Task prompt>
Quote, verbatim, all material below, without pictures.

Stored data
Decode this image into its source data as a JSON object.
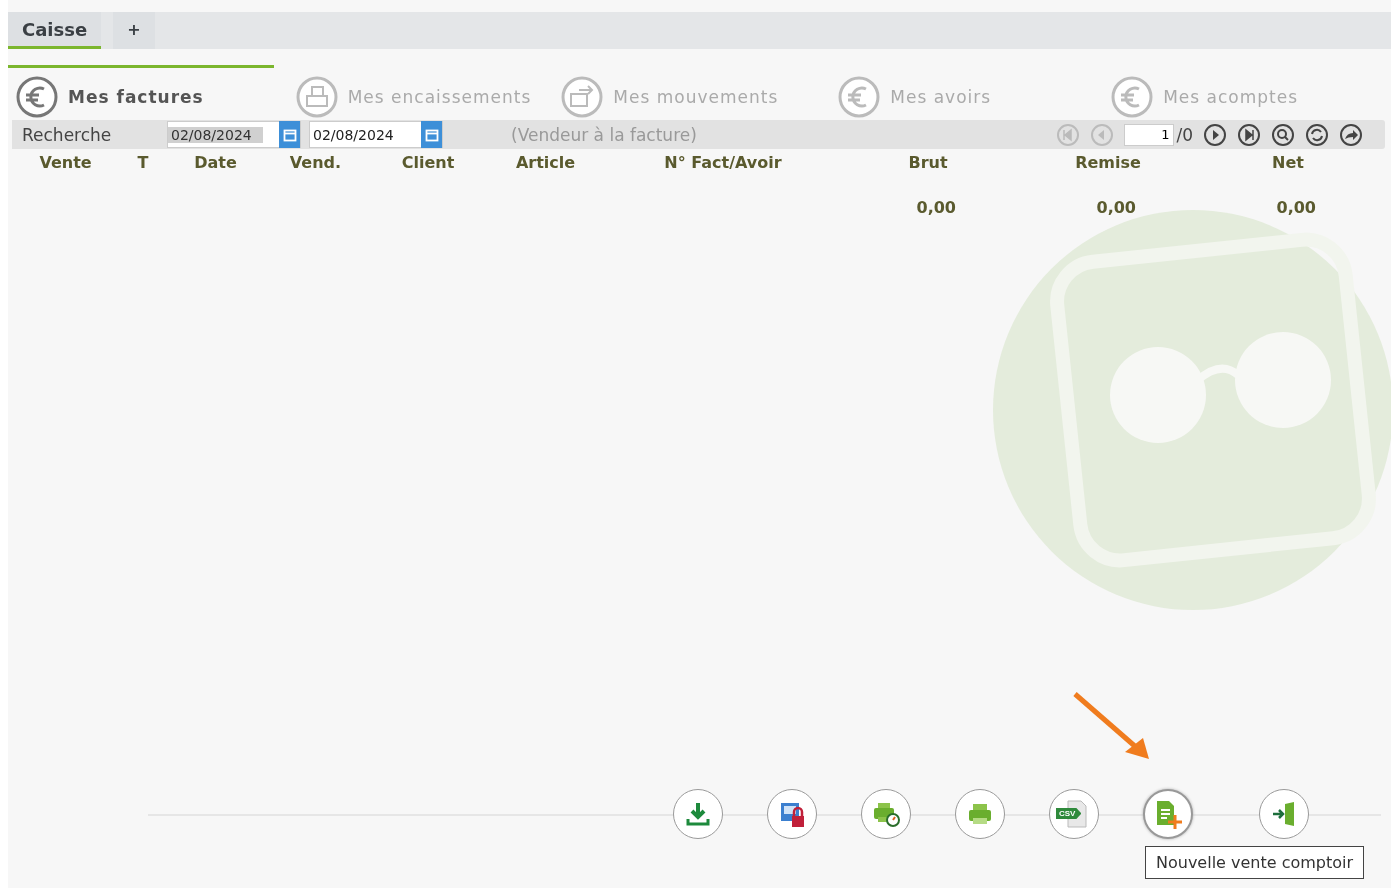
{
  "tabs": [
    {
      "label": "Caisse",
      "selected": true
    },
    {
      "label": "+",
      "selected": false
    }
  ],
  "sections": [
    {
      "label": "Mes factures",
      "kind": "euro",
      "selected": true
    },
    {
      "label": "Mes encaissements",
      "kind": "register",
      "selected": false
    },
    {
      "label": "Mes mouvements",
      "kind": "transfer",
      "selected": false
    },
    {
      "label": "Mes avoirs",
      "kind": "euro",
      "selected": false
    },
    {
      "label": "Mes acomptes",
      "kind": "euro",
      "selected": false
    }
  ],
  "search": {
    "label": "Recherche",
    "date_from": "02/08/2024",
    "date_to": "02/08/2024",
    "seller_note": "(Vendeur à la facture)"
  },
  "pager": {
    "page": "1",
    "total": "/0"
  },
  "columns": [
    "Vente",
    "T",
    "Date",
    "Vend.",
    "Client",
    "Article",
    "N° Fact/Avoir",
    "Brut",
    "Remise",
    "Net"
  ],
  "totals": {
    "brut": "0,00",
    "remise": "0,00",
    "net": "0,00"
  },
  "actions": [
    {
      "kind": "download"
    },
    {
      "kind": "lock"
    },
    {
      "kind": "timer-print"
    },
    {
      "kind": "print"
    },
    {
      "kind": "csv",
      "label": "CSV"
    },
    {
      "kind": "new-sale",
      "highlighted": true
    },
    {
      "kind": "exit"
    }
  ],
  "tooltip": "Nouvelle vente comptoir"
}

Reply>
Decode this image into its source data as a JSON object.
{
  "tabs": [
    {
      "label": "Caisse",
      "selected": true
    },
    {
      "label": "+",
      "selected": false
    }
  ],
  "sections": [
    {
      "label": "Mes factures",
      "kind": "euro",
      "selected": true
    },
    {
      "label": "Mes encaissements",
      "kind": "register",
      "selected": false
    },
    {
      "label": "Mes mouvements",
      "kind": "transfer",
      "selected": false
    },
    {
      "label": "Mes avoirs",
      "kind": "euro",
      "selected": false
    },
    {
      "label": "Mes acomptes",
      "kind": "euro",
      "selected": false
    }
  ],
  "search": {
    "label": "Recherche",
    "date_from": "02/08/2024",
    "date_to": "02/08/2024",
    "seller_note": "(Vendeur à la facture)"
  },
  "pager": {
    "page": "1",
    "total": "/0"
  },
  "columns": [
    "Vente",
    "T",
    "Date",
    "Vend.",
    "Client",
    "Article",
    "N° Fact/Avoir",
    "Brut",
    "Remise",
    "Net"
  ],
  "totals": {
    "brut": "0,00",
    "remise": "0,00",
    "net": "0,00"
  },
  "actions": [
    {
      "kind": "download"
    },
    {
      "kind": "lock"
    },
    {
      "kind": "timer-print"
    },
    {
      "kind": "print"
    },
    {
      "kind": "csv",
      "label": "CSV"
    },
    {
      "kind": "new-sale",
      "highlighted": true
    },
    {
      "kind": "exit"
    }
  ],
  "tooltip": "Nouvelle vente comptoir"
}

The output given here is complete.